--- Material to process ---

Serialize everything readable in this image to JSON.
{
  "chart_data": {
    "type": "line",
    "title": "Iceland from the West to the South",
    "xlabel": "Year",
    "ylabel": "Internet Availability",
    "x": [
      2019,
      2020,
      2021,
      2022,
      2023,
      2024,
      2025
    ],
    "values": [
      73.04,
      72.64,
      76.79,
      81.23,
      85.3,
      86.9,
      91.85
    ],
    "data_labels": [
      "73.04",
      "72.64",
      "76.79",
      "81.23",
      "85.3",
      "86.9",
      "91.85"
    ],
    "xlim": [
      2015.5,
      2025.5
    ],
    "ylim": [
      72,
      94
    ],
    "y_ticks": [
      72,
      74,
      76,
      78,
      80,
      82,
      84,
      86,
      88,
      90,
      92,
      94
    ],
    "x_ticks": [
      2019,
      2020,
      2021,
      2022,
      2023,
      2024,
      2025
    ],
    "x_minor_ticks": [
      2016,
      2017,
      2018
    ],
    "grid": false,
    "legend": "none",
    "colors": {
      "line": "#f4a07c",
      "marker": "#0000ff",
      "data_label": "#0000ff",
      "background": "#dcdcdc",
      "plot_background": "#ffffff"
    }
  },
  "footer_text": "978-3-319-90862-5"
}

---

Write out all the data again, exactly as it appears.

■ **Response**:
Serialize everything readable in this image to JSON.
{
  "chart_data": {
    "type": "line",
    "title": "Iceland from the West to the South",
    "xlabel": "Year",
    "ylabel": "Internet Availability",
    "x": [
      2019,
      2020,
      2021,
      2022,
      2023,
      2024,
      2025
    ],
    "values": [
      73.04,
      72.64,
      76.79,
      81.23,
      85.3,
      86.9,
      91.85
    ],
    "data_labels": [
      "73.04",
      "72.64",
      "76.79",
      "81.23",
      "85.3",
      "86.9",
      "91.85"
    ],
    "xlim": [
      2015.5,
      2025.5
    ],
    "ylim": [
      72,
      94
    ],
    "y_ticks": [
      72,
      74,
      76,
      78,
      80,
      82,
      84,
      86,
      88,
      90,
      92,
      94
    ],
    "x_ticks": [
      2019,
      2020,
      2021,
      2022,
      2023,
      2024,
      2025
    ],
    "x_minor_ticks": [
      2016,
      2017,
      2018
    ],
    "grid": false,
    "legend": "none",
    "colors": {
      "line": "#f4a07c",
      "marker": "#0000ff",
      "data_label": "#0000ff",
      "background": "#dcdcdc",
      "plot_background": "#ffffff"
    }
  },
  "footer_text": "978-3-319-90862-5"
}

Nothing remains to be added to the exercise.